- **Stated goal**:
Copy the records below exactly as they are written.
* * * * * * *
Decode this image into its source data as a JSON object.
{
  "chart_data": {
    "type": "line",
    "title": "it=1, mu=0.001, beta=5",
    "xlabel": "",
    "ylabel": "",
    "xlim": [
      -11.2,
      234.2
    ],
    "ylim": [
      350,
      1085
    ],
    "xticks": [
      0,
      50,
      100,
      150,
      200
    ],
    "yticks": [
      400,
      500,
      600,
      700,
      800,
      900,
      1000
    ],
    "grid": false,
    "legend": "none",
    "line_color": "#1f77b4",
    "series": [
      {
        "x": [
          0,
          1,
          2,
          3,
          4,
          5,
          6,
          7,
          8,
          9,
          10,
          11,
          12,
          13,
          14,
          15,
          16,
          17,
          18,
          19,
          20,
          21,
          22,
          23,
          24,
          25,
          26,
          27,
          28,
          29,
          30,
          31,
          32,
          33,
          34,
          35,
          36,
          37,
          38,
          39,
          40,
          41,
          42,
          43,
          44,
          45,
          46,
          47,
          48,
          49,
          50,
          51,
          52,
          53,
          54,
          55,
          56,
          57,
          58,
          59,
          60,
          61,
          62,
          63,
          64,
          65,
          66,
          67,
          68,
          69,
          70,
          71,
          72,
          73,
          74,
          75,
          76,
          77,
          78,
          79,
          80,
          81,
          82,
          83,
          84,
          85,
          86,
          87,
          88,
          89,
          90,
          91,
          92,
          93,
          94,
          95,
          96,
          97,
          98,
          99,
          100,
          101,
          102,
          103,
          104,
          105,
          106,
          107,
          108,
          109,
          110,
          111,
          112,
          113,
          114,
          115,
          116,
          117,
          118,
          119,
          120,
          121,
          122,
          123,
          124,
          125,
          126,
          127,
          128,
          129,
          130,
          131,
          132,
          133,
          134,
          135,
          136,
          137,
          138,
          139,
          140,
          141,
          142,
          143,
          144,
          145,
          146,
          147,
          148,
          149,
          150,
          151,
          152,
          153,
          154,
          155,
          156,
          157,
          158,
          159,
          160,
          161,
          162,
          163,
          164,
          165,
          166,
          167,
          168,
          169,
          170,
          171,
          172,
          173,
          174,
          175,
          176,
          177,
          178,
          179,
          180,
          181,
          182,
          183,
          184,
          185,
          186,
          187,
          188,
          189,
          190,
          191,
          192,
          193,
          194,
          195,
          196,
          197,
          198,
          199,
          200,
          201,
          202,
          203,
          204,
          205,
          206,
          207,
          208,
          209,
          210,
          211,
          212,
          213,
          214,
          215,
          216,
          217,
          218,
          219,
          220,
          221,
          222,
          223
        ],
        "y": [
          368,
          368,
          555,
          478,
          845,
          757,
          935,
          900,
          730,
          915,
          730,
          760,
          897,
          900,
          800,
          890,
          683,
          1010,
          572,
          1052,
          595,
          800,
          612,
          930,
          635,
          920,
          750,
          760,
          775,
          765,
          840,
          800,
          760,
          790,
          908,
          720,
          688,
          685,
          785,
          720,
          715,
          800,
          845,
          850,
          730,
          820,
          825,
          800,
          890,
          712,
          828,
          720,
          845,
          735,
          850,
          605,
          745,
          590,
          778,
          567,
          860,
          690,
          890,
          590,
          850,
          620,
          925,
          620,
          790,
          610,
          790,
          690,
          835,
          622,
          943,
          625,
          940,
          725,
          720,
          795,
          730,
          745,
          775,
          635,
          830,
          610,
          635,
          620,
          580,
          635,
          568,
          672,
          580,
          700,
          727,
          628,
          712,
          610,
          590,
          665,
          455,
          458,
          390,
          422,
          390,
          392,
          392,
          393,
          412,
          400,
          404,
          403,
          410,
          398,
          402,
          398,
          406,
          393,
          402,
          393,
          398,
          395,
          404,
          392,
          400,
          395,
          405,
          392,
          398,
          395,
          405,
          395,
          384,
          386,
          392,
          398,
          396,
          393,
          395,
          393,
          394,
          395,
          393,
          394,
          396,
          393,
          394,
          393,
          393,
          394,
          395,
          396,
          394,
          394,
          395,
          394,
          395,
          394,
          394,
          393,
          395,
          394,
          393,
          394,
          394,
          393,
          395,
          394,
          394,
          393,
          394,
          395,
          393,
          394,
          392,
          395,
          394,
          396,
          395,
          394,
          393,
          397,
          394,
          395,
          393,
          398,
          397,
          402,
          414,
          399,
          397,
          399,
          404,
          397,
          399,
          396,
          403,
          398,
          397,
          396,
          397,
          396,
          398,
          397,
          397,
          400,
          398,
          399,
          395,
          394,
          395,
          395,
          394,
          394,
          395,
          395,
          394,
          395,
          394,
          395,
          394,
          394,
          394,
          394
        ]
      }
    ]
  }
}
* * * * * * *
- **Written solution**:
Decode this image into its source data as a JSON object.
{
  "chart_data": {
    "type": "line",
    "title": "it=1, mu=0.001, beta=5",
    "xlabel": "",
    "ylabel": "",
    "xlim": [
      -11.2,
      234.2
    ],
    "ylim": [
      350,
      1085
    ],
    "xticks": [
      0,
      50,
      100,
      150,
      200
    ],
    "yticks": [
      400,
      500,
      600,
      700,
      800,
      900,
      1000
    ],
    "grid": false,
    "legend": "none",
    "line_color": "#1f77b4",
    "series": [
      {
        "x": [
          0,
          1,
          2,
          3,
          4,
          5,
          6,
          7,
          8,
          9,
          10,
          11,
          12,
          13,
          14,
          15,
          16,
          17,
          18,
          19,
          20,
          21,
          22,
          23,
          24,
          25,
          26,
          27,
          28,
          29,
          30,
          31,
          32,
          33,
          34,
          35,
          36,
          37,
          38,
          39,
          40,
          41,
          42,
          43,
          44,
          45,
          46,
          47,
          48,
          49,
          50,
          51,
          52,
          53,
          54,
          55,
          56,
          57,
          58,
          59,
          60,
          61,
          62,
          63,
          64,
          65,
          66,
          67,
          68,
          69,
          70,
          71,
          72,
          73,
          74,
          75,
          76,
          77,
          78,
          79,
          80,
          81,
          82,
          83,
          84,
          85,
          86,
          87,
          88,
          89,
          90,
          91,
          92,
          93,
          94,
          95,
          96,
          97,
          98,
          99,
          100,
          101,
          102,
          103,
          104,
          105,
          106,
          107,
          108,
          109,
          110,
          111,
          112,
          113,
          114,
          115,
          116,
          117,
          118,
          119,
          120,
          121,
          122,
          123,
          124,
          125,
          126,
          127,
          128,
          129,
          130,
          131,
          132,
          133,
          134,
          135,
          136,
          137,
          138,
          139,
          140,
          141,
          142,
          143,
          144,
          145,
          146,
          147,
          148,
          149,
          150,
          151,
          152,
          153,
          154,
          155,
          156,
          157,
          158,
          159,
          160,
          161,
          162,
          163,
          164,
          165,
          166,
          167,
          168,
          169,
          170,
          171,
          172,
          173,
          174,
          175,
          176,
          177,
          178,
          179,
          180,
          181,
          182,
          183,
          184,
          185,
          186,
          187,
          188,
          189,
          190,
          191,
          192,
          193,
          194,
          195,
          196,
          197,
          198,
          199,
          200,
          201,
          202,
          203,
          204,
          205,
          206,
          207,
          208,
          209,
          210,
          211,
          212,
          213,
          214,
          215,
          216,
          217,
          218,
          219,
          220,
          221,
          222,
          223
        ],
        "y": [
          368,
          368,
          555,
          478,
          845,
          757,
          935,
          900,
          730,
          915,
          730,
          760,
          897,
          900,
          800,
          890,
          683,
          1010,
          572,
          1052,
          595,
          800,
          612,
          930,
          635,
          920,
          750,
          760,
          775,
          765,
          840,
          800,
          760,
          790,
          908,
          720,
          688,
          685,
          785,
          720,
          715,
          800,
          845,
          850,
          730,
          820,
          825,
          800,
          890,
          712,
          828,
          720,
          845,
          735,
          850,
          605,
          745,
          590,
          778,
          567,
          860,
          690,
          890,
          590,
          850,
          620,
          925,
          620,
          790,
          610,
          790,
          690,
          835,
          622,
          943,
          625,
          940,
          725,
          720,
          795,
          730,
          745,
          775,
          635,
          830,
          610,
          635,
          620,
          580,
          635,
          568,
          672,
          580,
          700,
          727,
          628,
          712,
          610,
          590,
          665,
          455,
          458,
          390,
          422,
          390,
          392,
          392,
          393,
          412,
          400,
          404,
          403,
          410,
          398,
          402,
          398,
          406,
          393,
          402,
          393,
          398,
          395,
          404,
          392,
          400,
          395,
          405,
          392,
          398,
          395,
          405,
          395,
          384,
          386,
          392,
          398,
          396,
          393,
          395,
          393,
          394,
          395,
          393,
          394,
          396,
          393,
          394,
          393,
          393,
          394,
          395,
          396,
          394,
          394,
          395,
          394,
          395,
          394,
          394,
          393,
          395,
          394,
          393,
          394,
          394,
          393,
          395,
          394,
          394,
          393,
          394,
          395,
          393,
          394,
          392,
          395,
          394,
          396,
          395,
          394,
          393,
          397,
          394,
          395,
          393,
          398,
          397,
          402,
          414,
          399,
          397,
          399,
          404,
          397,
          399,
          396,
          403,
          398,
          397,
          396,
          397,
          396,
          398,
          397,
          397,
          400,
          398,
          399,
          395,
          394,
          395,
          395,
          394,
          394,
          395,
          395,
          394,
          395,
          394,
          395,
          394,
          394,
          394,
          394
        ]
      }
    ]
  }
}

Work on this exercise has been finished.